-- Objective --
Look over the lines below. Report each one that includes the string "ឯកឧត".

-- Records --
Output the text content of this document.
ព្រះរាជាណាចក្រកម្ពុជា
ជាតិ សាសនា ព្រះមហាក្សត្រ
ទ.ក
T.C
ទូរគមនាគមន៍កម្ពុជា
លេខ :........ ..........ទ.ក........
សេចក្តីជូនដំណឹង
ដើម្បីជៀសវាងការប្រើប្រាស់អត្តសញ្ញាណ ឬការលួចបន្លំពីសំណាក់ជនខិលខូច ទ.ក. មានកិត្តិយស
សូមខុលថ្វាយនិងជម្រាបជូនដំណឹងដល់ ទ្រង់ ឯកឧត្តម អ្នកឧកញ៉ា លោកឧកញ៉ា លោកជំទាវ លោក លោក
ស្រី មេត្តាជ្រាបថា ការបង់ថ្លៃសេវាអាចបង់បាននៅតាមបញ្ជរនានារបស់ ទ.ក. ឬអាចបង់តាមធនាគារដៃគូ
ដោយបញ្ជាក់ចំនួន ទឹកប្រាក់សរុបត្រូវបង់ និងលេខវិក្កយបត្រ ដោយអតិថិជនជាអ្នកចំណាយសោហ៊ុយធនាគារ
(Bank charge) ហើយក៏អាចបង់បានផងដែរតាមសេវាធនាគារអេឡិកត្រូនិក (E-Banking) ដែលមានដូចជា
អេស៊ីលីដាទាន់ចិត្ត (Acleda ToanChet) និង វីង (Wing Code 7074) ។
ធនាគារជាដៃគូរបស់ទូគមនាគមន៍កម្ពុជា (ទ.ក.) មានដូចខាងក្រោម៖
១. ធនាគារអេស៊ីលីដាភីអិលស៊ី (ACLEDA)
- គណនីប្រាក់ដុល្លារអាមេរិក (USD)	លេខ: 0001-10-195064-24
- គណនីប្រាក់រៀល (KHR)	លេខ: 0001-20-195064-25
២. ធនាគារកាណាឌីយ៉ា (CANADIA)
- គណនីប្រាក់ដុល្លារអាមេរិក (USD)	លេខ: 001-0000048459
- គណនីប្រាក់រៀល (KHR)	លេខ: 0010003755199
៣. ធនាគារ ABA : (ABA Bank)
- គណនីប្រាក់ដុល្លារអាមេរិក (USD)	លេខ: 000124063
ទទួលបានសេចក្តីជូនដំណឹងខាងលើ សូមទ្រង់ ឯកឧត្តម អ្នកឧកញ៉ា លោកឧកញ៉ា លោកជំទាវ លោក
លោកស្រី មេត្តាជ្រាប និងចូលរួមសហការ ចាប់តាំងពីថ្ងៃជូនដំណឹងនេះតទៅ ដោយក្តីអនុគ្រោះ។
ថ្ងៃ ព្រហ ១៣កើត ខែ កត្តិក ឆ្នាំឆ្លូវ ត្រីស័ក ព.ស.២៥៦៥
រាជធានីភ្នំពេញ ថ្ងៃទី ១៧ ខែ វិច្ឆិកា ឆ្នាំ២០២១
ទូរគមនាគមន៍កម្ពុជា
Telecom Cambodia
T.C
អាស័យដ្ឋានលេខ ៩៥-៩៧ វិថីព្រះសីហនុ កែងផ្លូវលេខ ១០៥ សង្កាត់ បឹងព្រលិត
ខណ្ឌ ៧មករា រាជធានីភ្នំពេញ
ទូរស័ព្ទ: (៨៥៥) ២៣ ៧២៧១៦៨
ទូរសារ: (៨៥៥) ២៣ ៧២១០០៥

==

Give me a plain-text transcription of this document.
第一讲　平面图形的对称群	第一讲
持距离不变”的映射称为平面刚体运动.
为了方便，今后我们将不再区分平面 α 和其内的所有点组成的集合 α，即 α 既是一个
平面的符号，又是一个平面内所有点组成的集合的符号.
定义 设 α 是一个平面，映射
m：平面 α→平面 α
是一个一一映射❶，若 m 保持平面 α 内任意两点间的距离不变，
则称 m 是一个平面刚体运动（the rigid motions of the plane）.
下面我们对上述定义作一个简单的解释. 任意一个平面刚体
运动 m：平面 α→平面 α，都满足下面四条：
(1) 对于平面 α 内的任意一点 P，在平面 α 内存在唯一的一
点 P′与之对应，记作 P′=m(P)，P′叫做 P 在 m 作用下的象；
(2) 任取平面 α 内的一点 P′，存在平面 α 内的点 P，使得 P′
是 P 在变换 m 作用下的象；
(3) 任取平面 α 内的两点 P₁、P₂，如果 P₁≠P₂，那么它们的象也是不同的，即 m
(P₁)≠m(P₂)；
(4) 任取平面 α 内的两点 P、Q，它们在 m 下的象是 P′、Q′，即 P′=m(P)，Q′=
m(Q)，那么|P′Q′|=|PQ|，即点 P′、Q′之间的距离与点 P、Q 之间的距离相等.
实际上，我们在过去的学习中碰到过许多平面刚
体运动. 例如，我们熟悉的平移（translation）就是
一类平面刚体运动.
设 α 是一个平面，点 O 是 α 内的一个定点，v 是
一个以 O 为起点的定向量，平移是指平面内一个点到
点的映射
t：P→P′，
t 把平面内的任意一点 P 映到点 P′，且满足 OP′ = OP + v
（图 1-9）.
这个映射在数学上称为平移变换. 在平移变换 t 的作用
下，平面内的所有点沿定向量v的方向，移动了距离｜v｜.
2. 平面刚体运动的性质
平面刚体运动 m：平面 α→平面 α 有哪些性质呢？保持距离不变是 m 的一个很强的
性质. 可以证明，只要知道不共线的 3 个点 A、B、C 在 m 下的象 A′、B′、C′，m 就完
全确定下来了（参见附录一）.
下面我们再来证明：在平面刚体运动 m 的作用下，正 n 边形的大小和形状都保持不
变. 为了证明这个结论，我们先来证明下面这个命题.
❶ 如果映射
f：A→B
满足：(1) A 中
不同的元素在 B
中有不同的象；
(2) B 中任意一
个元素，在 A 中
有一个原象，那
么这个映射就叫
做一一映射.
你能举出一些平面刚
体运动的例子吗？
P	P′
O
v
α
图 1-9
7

-- Written answer --
សូមខុលថ្វាយនិងជម្រាបជូនដំណឹងដល់ ទ្រង់ ឯកឧត្តម អ្នកឧកញ៉ា លោកឧកញ៉ា លោកជំទាវ លោក លោក
ទទួលបានសេចក្តីជូនដំណឹងខាងលើ សូមទ្រង់ ឯកឧត្តម អ្នកឧកញ៉ា លោកឧកញ៉ា លោកជំទាវ លោក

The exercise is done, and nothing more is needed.